Task inputs –
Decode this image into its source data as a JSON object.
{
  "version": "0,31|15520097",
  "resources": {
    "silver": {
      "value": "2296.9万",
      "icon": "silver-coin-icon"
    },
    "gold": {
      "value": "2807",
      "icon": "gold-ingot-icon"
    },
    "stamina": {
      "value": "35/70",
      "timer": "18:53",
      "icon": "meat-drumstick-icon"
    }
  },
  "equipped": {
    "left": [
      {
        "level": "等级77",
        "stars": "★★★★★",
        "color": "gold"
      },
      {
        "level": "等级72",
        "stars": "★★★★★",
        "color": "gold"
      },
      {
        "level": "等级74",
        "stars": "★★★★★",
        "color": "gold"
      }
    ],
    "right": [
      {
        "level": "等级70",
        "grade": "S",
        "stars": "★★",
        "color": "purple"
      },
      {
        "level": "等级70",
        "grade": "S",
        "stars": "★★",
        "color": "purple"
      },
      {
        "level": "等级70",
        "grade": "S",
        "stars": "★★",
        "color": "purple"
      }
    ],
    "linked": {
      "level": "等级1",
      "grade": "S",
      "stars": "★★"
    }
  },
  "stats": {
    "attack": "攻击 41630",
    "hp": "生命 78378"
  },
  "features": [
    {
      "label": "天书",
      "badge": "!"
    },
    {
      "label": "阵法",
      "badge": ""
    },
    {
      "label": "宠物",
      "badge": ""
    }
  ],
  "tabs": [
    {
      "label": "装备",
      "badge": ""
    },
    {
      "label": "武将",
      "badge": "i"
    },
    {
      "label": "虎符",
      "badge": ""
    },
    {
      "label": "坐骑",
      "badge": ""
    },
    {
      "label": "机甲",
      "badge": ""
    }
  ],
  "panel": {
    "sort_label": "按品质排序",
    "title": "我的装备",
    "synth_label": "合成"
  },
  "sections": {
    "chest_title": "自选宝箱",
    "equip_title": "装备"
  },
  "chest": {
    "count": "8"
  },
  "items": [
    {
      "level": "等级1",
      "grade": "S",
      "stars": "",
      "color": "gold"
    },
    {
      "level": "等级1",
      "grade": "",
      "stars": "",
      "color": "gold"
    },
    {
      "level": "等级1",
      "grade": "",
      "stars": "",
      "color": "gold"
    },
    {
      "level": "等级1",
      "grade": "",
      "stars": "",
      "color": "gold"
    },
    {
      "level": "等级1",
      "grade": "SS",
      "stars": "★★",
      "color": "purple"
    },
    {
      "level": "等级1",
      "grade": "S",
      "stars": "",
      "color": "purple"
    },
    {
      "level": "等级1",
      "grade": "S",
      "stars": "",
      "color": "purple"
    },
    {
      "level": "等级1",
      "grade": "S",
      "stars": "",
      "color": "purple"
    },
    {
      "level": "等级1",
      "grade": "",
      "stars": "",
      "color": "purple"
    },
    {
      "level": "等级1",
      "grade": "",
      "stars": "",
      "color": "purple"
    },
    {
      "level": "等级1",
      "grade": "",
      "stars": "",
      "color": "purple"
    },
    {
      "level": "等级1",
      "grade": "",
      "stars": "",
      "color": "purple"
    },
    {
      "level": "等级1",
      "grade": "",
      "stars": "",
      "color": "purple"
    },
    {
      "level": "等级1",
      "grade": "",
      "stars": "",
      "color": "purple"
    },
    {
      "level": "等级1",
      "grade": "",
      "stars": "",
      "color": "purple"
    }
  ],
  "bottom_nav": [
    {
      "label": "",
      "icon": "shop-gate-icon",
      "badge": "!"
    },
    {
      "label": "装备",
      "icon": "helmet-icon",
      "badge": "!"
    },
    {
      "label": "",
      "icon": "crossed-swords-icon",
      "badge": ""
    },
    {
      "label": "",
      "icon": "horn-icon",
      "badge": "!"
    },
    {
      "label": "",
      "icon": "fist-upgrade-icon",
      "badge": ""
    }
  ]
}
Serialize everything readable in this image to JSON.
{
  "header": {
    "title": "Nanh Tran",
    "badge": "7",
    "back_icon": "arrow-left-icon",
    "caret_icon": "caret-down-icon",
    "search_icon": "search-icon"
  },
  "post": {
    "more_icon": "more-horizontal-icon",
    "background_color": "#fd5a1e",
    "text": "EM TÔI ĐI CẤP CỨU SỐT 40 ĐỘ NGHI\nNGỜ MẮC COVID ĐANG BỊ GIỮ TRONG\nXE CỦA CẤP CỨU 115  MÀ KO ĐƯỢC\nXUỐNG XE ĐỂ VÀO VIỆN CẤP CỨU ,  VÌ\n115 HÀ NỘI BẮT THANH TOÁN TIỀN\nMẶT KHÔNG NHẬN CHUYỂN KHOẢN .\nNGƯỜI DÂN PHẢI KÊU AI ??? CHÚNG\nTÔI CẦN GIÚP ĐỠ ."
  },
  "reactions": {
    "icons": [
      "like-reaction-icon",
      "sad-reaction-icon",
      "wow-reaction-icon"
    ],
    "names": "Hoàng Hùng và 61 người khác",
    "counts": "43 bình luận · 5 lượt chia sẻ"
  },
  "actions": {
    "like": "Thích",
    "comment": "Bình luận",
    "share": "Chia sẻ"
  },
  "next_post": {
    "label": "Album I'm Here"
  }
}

Task instructions –
Find every line in the records above that contains the word "image", and copy each one.

Task response –
Decode this image into its source data as a JSON object.
Serialize everything readable in this image to JSON.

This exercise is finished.